━━━━━ Data for processing
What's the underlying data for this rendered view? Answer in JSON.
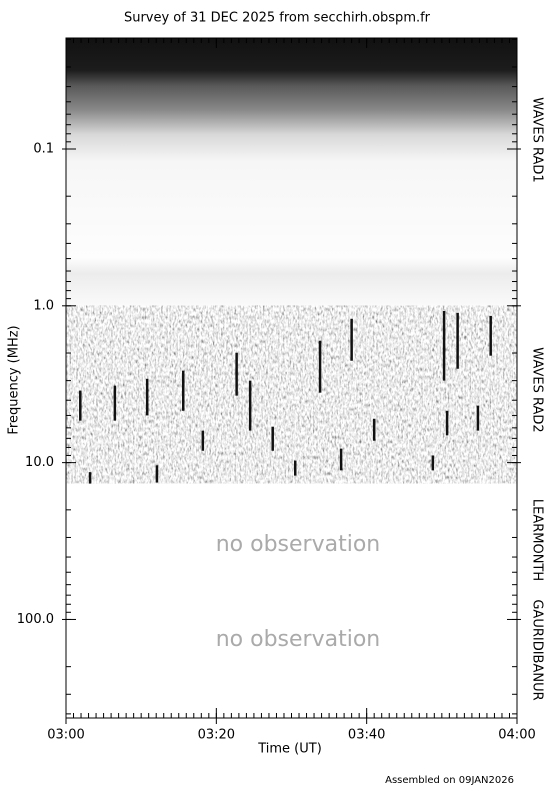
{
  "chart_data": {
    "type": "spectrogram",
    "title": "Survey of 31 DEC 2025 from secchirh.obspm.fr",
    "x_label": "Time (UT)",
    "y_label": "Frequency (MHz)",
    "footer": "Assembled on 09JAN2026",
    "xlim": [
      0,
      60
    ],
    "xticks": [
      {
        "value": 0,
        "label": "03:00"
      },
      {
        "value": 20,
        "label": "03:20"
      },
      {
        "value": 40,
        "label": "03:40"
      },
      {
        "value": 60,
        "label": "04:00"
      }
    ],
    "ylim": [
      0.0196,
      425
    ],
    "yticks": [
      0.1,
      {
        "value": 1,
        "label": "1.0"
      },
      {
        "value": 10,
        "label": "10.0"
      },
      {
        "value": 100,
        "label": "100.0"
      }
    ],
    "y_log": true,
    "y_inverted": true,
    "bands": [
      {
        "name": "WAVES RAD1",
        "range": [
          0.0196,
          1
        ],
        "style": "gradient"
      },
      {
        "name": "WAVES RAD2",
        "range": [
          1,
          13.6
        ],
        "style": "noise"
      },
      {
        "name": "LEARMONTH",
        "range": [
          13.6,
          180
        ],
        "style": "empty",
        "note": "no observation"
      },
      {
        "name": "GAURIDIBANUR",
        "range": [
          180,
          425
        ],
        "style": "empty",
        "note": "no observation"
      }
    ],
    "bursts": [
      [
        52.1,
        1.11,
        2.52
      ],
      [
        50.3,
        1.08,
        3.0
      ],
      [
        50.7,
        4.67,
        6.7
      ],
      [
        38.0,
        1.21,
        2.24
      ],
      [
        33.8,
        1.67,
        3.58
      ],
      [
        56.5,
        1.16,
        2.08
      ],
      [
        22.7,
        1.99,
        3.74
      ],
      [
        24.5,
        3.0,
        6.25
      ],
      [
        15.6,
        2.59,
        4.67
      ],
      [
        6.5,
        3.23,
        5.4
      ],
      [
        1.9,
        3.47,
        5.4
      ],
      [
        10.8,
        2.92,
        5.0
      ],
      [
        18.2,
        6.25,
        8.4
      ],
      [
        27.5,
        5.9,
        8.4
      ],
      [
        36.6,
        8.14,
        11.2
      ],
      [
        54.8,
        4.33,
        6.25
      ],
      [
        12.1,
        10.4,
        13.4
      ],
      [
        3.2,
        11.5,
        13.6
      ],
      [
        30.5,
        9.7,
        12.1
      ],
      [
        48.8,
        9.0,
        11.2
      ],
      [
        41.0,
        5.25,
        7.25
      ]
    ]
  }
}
━━━━━━━━━━
━━━━━ Data for processing
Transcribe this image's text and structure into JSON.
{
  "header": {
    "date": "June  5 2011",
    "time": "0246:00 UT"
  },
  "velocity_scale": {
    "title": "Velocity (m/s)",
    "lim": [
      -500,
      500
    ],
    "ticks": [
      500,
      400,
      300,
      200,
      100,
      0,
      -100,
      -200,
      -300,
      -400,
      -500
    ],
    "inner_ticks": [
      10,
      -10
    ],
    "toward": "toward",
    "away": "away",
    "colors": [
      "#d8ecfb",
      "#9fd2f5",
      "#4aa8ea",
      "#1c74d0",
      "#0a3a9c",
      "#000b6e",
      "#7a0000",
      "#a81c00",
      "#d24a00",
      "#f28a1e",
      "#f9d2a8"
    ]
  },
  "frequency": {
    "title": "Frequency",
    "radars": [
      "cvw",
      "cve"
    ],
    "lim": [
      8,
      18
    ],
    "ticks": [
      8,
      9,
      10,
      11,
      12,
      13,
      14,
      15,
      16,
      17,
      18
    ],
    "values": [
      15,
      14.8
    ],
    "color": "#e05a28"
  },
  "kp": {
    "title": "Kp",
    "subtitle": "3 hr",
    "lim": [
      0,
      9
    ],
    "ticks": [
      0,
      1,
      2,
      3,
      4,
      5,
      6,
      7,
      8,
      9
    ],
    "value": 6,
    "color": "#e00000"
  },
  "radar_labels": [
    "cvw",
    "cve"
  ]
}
━━━━━━━━━━
━━━━━ Data for processing
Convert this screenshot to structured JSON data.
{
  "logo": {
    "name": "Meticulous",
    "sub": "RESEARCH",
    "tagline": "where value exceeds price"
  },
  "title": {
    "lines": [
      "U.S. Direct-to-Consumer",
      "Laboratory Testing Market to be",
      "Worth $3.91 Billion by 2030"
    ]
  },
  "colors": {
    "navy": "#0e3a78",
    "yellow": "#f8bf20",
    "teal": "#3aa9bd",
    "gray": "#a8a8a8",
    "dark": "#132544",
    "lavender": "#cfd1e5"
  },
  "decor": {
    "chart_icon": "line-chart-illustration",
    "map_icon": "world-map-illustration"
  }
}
━━━━━━━━━━
- Exercise requirements -
Look through the listing and extract every line with "style" in it.

- Solution to this task -
        "style": "gradient"
        "style": "noise"
        "style": "empty",
        "style": "empty",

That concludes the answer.